> _Given task_: Return the records word for word. Any pictures in them are not part of the copy.

> _Dataset records_:
[start]

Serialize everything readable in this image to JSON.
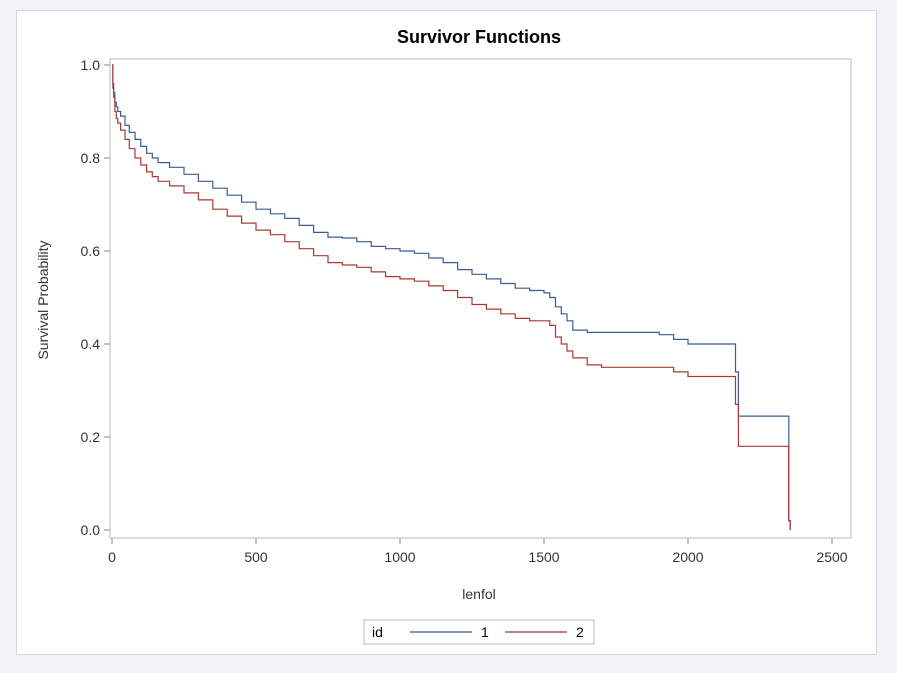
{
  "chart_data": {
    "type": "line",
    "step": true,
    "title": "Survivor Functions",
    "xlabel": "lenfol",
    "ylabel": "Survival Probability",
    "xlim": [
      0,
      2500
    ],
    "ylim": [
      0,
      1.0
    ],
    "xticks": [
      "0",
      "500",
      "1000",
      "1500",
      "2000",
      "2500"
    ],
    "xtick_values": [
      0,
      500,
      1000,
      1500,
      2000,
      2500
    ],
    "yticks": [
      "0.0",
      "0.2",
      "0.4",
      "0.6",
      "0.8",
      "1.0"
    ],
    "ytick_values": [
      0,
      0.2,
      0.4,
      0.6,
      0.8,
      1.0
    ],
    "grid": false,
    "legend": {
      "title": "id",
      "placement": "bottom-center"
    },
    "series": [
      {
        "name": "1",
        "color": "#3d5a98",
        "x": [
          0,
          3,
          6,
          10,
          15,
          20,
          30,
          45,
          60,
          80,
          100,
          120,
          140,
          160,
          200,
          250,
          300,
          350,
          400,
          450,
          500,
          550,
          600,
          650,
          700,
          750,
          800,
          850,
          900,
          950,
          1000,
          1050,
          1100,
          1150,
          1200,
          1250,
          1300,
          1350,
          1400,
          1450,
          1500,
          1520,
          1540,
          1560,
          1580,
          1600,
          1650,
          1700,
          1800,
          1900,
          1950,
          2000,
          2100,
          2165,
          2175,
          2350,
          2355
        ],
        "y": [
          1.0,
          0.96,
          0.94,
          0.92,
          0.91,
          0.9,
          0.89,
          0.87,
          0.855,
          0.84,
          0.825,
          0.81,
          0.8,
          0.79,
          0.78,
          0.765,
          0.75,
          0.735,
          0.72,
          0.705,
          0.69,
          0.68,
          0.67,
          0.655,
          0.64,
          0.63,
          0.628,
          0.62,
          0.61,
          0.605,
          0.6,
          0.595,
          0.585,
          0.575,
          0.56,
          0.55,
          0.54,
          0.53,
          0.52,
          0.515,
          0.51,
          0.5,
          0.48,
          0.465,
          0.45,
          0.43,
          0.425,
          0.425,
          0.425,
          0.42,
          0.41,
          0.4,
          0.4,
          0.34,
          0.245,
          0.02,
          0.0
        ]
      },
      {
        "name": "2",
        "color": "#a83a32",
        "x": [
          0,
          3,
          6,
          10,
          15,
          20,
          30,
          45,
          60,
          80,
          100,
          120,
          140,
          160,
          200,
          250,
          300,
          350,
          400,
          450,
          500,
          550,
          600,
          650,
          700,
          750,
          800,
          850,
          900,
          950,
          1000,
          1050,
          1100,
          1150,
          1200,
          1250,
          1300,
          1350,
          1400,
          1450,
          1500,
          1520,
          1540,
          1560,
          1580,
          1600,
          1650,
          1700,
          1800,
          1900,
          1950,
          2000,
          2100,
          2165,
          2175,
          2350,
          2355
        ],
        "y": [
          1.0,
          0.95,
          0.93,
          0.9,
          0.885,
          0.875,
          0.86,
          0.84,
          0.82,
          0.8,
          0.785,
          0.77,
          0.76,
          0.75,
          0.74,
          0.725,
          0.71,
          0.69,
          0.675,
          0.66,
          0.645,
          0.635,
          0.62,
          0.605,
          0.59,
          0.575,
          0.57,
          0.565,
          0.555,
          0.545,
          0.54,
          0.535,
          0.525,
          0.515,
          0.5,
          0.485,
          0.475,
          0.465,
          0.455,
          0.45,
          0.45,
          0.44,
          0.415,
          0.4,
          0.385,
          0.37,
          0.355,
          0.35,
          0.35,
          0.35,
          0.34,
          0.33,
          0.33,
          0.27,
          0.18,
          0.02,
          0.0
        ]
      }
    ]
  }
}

[end]

> _Response to this exercise_:
Serialize everything readable in this image to JSON.
{
  "chart_data": {
    "type": "line",
    "step": true,
    "title": "Survivor Functions",
    "xlabel": "lenfol",
    "ylabel": "Survival Probability",
    "xlim": [
      0,
      2500
    ],
    "ylim": [
      0,
      1.0
    ],
    "xticks": [
      "0",
      "500",
      "1000",
      "1500",
      "2000",
      "2500"
    ],
    "xtick_values": [
      0,
      500,
      1000,
      1500,
      2000,
      2500
    ],
    "yticks": [
      "0.0",
      "0.2",
      "0.4",
      "0.6",
      "0.8",
      "1.0"
    ],
    "ytick_values": [
      0,
      0.2,
      0.4,
      0.6,
      0.8,
      1.0
    ],
    "grid": false,
    "legend": {
      "title": "id",
      "placement": "bottom-center"
    },
    "series": [
      {
        "name": "1",
        "color": "#3d5a98",
        "x": [
          0,
          3,
          6,
          10,
          15,
          20,
          30,
          45,
          60,
          80,
          100,
          120,
          140,
          160,
          200,
          250,
          300,
          350,
          400,
          450,
          500,
          550,
          600,
          650,
          700,
          750,
          800,
          850,
          900,
          950,
          1000,
          1050,
          1100,
          1150,
          1200,
          1250,
          1300,
          1350,
          1400,
          1450,
          1500,
          1520,
          1540,
          1560,
          1580,
          1600,
          1650,
          1700,
          1800,
          1900,
          1950,
          2000,
          2100,
          2165,
          2175,
          2350,
          2355
        ],
        "y": [
          1.0,
          0.96,
          0.94,
          0.92,
          0.91,
          0.9,
          0.89,
          0.87,
          0.855,
          0.84,
          0.825,
          0.81,
          0.8,
          0.79,
          0.78,
          0.765,
          0.75,
          0.735,
          0.72,
          0.705,
          0.69,
          0.68,
          0.67,
          0.655,
          0.64,
          0.63,
          0.628,
          0.62,
          0.61,
          0.605,
          0.6,
          0.595,
          0.585,
          0.575,
          0.56,
          0.55,
          0.54,
          0.53,
          0.52,
          0.515,
          0.51,
          0.5,
          0.48,
          0.465,
          0.45,
          0.43,
          0.425,
          0.425,
          0.425,
          0.42,
          0.41,
          0.4,
          0.4,
          0.34,
          0.245,
          0.02,
          0.0
        ]
      },
      {
        "name": "2",
        "color": "#a83a32",
        "x": [
          0,
          3,
          6,
          10,
          15,
          20,
          30,
          45,
          60,
          80,
          100,
          120,
          140,
          160,
          200,
          250,
          300,
          350,
          400,
          450,
          500,
          550,
          600,
          650,
          700,
          750,
          800,
          850,
          900,
          950,
          1000,
          1050,
          1100,
          1150,
          1200,
          1250,
          1300,
          1350,
          1400,
          1450,
          1500,
          1520,
          1540,
          1560,
          1580,
          1600,
          1650,
          1700,
          1800,
          1900,
          1950,
          2000,
          2100,
          2165,
          2175,
          2350,
          2355
        ],
        "y": [
          1.0,
          0.95,
          0.93,
          0.9,
          0.885,
          0.875,
          0.86,
          0.84,
          0.82,
          0.8,
          0.785,
          0.77,
          0.76,
          0.75,
          0.74,
          0.725,
          0.71,
          0.69,
          0.675,
          0.66,
          0.645,
          0.635,
          0.62,
          0.605,
          0.59,
          0.575,
          0.57,
          0.565,
          0.555,
          0.545,
          0.54,
          0.535,
          0.525,
          0.515,
          0.5,
          0.485,
          0.475,
          0.465,
          0.455,
          0.45,
          0.45,
          0.44,
          0.415,
          0.4,
          0.385,
          0.37,
          0.355,
          0.35,
          0.35,
          0.35,
          0.34,
          0.33,
          0.33,
          0.27,
          0.18,
          0.02,
          0.0
        ]
      }
    ]
  }
}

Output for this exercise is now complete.